→ **WHAT YOU ARE ASKED TO DO**
List the lines of this listing that hold the word "page".

:: RECORDS PROVIDED

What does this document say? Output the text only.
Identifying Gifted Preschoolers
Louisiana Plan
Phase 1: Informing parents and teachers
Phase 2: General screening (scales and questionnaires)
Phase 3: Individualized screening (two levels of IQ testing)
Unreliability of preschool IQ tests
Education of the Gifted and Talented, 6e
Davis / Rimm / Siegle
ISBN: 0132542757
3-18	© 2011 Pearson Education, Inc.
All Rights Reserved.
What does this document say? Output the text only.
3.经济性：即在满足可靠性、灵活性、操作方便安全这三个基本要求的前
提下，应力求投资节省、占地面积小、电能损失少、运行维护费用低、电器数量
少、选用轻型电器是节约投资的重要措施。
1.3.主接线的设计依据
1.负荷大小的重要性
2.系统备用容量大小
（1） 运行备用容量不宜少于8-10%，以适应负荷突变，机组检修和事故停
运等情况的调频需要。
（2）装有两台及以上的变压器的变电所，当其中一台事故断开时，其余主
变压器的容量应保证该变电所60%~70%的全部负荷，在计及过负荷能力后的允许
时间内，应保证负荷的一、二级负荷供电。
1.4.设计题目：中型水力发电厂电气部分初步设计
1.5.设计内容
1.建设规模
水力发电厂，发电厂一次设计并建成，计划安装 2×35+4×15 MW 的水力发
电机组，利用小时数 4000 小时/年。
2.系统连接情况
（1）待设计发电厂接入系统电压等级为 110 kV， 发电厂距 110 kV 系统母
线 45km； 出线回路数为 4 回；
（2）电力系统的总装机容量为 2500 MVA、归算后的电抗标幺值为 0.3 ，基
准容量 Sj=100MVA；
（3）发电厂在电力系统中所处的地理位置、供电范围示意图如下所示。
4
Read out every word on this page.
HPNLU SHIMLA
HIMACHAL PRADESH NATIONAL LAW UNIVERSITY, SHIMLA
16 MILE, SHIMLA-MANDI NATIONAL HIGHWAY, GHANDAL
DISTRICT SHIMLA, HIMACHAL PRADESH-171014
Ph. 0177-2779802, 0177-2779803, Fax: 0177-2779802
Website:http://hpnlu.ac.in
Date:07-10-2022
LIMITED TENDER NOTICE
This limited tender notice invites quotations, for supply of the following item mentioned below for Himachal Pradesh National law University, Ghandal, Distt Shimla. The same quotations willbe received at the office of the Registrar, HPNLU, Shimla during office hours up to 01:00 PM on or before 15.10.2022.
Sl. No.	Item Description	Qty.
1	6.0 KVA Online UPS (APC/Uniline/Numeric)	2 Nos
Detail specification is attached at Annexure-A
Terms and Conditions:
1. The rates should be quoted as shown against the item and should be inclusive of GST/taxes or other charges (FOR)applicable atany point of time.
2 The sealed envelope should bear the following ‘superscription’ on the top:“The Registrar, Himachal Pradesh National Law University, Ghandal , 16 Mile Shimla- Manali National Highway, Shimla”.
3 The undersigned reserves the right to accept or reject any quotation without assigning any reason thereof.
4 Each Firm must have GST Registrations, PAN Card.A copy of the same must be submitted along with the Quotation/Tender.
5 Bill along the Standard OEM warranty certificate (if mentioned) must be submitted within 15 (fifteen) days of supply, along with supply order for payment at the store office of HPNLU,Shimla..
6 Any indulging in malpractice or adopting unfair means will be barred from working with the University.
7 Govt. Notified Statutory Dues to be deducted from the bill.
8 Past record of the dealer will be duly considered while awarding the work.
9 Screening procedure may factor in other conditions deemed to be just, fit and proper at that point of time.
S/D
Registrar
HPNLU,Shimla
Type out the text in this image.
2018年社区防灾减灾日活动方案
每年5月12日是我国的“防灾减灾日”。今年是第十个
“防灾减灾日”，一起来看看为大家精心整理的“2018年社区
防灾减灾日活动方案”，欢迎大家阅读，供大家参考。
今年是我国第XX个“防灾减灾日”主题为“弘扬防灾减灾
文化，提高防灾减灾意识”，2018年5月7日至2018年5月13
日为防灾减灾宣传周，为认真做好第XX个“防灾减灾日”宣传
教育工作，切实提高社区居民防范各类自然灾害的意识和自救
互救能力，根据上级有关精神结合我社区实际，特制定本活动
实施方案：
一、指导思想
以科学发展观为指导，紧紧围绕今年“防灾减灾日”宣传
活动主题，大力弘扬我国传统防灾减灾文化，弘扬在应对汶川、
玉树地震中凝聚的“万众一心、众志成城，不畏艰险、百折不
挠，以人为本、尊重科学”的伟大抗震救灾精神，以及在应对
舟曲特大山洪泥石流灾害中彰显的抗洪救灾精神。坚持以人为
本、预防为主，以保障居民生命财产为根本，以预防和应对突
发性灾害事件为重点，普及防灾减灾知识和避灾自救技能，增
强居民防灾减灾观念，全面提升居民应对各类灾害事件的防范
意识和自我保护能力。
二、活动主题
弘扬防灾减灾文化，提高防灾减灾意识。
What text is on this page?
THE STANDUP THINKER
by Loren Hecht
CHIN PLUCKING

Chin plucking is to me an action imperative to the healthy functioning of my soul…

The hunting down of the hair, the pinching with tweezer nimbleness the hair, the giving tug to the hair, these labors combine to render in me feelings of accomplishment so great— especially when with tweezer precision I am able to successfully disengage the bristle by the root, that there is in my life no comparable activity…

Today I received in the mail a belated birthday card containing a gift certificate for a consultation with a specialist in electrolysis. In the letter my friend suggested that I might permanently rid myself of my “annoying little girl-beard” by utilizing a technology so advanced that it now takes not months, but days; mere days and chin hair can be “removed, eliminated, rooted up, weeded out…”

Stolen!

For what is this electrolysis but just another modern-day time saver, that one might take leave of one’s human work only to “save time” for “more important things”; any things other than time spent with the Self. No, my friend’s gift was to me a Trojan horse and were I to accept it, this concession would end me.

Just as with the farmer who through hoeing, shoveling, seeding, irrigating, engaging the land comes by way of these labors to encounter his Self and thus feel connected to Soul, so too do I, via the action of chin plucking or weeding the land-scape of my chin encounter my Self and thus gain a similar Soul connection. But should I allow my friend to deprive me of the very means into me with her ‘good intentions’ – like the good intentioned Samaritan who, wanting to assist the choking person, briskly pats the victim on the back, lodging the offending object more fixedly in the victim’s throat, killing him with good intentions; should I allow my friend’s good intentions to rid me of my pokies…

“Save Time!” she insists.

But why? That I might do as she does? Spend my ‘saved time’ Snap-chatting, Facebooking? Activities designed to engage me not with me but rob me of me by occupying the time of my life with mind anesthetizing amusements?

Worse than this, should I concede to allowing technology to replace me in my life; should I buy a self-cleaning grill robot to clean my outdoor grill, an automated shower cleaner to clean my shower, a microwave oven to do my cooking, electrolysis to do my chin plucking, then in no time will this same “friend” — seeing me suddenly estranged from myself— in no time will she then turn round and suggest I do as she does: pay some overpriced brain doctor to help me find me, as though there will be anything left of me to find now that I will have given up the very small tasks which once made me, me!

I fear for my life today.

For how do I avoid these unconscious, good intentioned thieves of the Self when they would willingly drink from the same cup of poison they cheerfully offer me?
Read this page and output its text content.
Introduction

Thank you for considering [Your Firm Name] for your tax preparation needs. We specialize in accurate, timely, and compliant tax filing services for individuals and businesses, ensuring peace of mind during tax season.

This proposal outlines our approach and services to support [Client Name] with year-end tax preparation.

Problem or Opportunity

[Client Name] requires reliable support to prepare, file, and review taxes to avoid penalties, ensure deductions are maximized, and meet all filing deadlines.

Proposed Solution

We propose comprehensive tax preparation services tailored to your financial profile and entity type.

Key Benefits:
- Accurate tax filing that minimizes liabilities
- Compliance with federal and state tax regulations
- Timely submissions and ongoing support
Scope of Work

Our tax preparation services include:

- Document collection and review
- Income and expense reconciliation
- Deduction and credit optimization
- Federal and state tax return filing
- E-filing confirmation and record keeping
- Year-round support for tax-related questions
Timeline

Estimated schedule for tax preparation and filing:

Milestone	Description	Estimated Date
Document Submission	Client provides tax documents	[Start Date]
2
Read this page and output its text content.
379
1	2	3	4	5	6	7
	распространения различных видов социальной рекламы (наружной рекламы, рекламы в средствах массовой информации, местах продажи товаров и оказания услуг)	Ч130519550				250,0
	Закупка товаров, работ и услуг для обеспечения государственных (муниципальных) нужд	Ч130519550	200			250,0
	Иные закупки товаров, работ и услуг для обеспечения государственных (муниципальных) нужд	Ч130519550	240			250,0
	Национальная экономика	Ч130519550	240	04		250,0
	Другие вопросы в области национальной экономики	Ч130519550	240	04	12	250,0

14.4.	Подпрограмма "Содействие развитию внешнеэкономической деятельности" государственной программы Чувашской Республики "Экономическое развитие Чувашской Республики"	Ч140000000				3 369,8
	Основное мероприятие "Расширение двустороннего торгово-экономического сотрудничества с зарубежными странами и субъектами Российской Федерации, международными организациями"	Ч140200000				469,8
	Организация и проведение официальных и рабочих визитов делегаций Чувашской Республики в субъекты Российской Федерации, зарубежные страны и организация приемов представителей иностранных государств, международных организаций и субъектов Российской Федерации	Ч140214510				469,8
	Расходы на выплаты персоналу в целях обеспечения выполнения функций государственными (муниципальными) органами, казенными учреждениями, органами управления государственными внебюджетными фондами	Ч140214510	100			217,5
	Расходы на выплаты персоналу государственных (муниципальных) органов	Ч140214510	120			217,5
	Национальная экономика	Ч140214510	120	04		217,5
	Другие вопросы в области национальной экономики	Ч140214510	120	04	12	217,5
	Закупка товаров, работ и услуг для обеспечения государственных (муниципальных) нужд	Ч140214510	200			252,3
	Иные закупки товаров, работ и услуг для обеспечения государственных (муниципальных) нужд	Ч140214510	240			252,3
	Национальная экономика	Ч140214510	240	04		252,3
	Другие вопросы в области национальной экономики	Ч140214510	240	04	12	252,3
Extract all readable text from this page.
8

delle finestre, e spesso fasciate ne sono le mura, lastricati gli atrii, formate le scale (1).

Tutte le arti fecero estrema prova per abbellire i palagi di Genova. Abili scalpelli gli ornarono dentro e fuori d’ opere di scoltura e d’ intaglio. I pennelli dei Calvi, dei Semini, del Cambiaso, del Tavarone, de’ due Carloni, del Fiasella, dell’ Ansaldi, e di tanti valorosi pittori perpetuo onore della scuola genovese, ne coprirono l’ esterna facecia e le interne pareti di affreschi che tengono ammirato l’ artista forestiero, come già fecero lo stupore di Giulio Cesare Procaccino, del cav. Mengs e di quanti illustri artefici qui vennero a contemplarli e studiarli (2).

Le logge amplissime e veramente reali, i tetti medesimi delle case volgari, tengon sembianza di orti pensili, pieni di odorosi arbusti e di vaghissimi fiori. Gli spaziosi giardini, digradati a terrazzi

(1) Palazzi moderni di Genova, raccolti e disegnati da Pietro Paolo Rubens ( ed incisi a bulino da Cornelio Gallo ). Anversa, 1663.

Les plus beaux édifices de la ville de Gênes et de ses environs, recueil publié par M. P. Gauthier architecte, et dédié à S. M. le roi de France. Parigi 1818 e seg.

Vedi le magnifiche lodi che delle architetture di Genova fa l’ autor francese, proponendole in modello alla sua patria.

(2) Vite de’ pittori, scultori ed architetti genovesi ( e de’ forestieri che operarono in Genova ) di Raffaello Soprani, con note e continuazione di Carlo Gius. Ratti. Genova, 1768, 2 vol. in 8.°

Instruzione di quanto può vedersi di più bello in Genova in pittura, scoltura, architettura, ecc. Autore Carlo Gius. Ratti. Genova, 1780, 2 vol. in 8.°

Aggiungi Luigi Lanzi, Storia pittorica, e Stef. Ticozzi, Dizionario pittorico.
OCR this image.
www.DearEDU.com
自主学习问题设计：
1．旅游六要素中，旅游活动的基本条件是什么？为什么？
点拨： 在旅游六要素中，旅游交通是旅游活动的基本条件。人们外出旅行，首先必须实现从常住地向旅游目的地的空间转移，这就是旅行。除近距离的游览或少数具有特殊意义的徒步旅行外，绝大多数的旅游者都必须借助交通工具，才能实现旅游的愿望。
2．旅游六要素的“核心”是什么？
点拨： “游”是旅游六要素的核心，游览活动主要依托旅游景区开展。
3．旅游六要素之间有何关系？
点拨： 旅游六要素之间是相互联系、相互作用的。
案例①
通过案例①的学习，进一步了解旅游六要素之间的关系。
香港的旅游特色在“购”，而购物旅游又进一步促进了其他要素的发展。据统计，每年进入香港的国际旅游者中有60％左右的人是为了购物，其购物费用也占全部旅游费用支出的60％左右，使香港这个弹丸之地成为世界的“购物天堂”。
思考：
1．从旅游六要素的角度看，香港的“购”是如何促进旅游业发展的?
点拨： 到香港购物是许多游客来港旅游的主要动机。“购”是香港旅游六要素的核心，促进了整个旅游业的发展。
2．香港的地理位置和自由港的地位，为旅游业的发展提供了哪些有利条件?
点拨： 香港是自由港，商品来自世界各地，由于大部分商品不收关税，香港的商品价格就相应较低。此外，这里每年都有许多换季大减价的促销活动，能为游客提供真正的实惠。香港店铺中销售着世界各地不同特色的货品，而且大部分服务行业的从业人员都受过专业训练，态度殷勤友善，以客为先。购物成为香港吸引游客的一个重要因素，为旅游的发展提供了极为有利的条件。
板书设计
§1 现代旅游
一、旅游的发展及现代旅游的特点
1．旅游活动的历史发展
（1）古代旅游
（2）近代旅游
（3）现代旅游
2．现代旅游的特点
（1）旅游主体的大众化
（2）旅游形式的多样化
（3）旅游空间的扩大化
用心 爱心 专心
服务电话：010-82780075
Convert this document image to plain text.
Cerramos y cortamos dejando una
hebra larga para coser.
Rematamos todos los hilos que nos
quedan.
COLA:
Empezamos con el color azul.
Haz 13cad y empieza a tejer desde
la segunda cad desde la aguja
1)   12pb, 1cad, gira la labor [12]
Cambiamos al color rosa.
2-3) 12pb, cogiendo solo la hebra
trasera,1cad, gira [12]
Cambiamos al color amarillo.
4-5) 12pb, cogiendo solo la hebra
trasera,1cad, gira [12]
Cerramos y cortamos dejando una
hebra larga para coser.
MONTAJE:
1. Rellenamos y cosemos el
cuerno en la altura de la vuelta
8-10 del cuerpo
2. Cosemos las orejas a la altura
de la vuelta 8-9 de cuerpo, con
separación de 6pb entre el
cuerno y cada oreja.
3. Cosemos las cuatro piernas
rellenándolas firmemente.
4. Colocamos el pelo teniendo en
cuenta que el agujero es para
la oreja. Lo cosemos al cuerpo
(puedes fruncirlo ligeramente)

::::

→ **WRITTEN REPLY**
Read out every word on this page.
What text is on this page?
Read this page and output its text content.
Read this page and output its text content.
Extract all readable text from this page.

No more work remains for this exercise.